■ Given exercise
Your answer should be a single number: the count of lines holding the word "Users".

#### Stored records ####

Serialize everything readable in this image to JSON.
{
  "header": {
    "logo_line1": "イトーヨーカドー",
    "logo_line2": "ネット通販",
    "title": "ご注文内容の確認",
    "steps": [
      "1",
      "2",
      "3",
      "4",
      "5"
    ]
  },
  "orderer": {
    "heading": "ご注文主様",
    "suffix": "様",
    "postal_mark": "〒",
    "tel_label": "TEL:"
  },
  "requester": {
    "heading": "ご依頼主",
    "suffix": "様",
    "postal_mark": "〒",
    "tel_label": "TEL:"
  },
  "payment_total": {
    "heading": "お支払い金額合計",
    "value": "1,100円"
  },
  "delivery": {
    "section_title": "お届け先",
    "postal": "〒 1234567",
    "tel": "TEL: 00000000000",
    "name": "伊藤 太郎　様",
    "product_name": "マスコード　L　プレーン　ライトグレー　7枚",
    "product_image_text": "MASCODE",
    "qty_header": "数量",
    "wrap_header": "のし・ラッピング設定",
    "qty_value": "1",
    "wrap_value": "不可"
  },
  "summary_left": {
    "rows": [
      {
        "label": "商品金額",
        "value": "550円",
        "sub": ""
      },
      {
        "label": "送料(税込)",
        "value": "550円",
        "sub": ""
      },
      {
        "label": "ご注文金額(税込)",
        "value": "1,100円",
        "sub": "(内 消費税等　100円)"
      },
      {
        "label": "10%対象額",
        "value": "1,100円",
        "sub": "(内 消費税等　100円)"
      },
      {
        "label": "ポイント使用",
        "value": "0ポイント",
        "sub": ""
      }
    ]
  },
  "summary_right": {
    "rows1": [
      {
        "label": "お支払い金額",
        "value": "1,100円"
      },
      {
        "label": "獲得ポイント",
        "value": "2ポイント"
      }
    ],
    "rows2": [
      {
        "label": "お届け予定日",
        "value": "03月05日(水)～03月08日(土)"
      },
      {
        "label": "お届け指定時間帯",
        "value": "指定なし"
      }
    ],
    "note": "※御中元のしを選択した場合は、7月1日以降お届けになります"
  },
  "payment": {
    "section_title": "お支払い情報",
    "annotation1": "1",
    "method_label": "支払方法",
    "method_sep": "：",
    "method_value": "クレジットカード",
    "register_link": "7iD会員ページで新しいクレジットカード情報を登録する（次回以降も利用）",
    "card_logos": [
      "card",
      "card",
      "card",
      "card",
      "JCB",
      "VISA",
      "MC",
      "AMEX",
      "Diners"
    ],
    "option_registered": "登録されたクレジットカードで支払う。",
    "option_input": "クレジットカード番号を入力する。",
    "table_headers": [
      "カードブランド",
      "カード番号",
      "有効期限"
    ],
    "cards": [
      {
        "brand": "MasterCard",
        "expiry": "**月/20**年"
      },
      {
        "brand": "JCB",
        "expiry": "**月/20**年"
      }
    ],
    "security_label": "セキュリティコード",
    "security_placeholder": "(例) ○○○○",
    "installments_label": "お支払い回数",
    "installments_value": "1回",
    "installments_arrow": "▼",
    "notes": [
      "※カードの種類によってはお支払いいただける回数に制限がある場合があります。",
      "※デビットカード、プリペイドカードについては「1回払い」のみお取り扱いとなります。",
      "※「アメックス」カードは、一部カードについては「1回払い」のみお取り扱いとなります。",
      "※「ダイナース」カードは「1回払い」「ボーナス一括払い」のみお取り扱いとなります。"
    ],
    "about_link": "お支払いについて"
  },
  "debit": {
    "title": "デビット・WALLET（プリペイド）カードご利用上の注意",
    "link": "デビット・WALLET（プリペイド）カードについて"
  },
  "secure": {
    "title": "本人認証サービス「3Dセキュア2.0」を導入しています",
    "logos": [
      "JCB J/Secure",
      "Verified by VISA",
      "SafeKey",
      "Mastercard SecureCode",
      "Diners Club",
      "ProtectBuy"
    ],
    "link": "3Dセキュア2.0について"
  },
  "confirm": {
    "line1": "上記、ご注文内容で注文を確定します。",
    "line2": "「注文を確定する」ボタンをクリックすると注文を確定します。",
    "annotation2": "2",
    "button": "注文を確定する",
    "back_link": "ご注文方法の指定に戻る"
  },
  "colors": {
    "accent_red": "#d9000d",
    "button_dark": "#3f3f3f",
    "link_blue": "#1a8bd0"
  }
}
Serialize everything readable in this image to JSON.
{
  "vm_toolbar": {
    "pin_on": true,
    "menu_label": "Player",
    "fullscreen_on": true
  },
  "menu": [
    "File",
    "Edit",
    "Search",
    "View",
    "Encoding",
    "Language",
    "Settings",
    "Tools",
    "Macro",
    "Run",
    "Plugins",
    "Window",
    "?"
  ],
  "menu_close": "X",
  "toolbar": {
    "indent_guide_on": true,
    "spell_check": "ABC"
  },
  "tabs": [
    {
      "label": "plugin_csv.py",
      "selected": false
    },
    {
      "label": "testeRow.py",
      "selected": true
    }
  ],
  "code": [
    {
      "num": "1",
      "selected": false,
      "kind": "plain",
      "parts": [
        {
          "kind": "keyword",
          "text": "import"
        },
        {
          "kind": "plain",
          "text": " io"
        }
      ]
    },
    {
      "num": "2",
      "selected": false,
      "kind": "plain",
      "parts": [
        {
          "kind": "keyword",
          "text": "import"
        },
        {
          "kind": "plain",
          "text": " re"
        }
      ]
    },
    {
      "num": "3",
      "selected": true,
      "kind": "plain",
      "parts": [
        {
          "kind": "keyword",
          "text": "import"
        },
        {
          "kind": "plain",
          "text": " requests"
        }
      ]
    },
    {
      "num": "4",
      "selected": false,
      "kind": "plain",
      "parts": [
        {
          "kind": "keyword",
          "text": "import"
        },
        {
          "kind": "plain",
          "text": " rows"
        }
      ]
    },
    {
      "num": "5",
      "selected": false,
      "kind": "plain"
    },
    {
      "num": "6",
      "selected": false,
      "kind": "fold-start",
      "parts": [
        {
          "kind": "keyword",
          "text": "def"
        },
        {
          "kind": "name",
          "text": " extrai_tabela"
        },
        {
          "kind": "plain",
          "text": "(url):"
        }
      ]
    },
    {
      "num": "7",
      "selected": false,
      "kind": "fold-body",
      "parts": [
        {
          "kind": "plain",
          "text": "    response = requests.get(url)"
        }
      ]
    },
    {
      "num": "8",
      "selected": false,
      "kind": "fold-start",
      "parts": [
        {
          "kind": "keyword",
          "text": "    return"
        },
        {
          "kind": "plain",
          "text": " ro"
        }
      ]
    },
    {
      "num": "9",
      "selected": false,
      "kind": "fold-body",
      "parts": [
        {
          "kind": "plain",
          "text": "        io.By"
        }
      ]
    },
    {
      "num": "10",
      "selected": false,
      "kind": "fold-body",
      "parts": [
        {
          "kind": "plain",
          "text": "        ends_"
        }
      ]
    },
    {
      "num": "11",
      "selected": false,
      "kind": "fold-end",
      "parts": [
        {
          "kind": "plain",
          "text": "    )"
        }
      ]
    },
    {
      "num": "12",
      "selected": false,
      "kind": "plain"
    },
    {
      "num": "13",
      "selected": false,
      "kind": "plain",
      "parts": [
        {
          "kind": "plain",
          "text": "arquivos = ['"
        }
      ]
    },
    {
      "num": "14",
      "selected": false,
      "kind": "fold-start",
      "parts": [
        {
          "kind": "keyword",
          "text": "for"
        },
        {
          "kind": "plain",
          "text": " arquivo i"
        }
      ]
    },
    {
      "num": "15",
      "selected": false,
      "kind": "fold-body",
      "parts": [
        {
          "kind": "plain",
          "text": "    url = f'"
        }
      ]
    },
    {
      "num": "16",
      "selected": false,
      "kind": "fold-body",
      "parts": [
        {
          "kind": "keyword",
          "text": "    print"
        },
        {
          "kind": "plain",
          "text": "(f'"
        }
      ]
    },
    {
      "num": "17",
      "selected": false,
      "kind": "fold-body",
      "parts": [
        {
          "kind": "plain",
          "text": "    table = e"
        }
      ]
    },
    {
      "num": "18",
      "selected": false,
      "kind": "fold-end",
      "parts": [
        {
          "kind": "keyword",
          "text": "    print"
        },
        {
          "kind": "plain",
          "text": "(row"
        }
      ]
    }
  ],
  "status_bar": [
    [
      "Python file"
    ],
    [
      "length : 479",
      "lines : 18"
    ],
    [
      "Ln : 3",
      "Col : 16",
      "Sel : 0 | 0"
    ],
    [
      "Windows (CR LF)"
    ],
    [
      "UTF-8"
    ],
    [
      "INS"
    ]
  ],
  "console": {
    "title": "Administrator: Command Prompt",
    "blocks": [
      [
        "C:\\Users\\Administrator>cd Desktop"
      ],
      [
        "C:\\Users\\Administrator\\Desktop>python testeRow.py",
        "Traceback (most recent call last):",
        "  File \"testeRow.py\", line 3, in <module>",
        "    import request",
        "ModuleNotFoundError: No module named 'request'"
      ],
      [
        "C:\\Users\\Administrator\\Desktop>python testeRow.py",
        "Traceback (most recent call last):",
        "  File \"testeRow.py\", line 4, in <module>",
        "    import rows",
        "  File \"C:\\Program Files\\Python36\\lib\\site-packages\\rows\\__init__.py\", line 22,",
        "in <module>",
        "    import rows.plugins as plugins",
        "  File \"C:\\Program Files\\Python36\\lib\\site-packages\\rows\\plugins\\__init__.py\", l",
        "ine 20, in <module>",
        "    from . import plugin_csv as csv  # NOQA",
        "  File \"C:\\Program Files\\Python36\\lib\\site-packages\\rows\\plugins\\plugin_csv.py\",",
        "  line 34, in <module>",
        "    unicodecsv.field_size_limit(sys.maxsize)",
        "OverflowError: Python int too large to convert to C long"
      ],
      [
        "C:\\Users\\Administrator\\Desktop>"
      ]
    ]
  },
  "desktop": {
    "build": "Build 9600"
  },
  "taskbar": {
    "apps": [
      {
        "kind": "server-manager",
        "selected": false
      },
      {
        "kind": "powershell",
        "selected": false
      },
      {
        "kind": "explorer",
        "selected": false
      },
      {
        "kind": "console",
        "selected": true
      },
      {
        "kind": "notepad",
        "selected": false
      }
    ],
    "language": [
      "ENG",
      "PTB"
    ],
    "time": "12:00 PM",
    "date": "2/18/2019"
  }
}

####

■ Task output
4